[Stored dataset items]
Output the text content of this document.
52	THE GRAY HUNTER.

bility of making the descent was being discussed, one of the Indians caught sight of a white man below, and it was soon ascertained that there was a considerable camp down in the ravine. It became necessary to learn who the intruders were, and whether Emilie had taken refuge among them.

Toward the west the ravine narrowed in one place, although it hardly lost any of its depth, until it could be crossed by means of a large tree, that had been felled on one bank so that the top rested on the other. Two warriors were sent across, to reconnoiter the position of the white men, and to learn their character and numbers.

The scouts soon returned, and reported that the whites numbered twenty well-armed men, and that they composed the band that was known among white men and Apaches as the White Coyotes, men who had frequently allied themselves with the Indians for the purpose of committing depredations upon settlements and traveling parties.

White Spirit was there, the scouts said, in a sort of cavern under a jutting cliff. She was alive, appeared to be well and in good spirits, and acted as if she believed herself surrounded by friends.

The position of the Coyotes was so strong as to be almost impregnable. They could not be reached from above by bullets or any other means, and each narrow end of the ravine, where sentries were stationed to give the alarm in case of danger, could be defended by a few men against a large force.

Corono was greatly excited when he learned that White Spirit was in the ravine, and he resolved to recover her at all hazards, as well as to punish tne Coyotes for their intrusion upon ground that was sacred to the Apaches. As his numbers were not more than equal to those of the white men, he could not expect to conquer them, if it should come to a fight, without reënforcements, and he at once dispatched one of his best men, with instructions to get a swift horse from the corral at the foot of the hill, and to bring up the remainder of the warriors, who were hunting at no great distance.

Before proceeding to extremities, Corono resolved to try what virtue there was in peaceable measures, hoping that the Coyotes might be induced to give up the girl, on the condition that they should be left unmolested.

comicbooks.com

▸ Exercise prompt: In the material above, find each line that contains the word "means", and select it.

▸ Exercise solution:
Toward the west the ravine narrowed in one place, although it hardly lost any of its depth, until it could be crossed by means of a large tree, that had been felled on one bank so that the top rested on the other. Two warriors were sent across, to reconnoiter the position of the white men, and to learn their character and numbers.
The position of the Coyotes was so strong as to be almost impregnable. They could not be reached from above by bullets or any other means, and each narrow end of the ravine, where sentries were stationed to give the alarm in case of danger, could be defended by a few men against a large force.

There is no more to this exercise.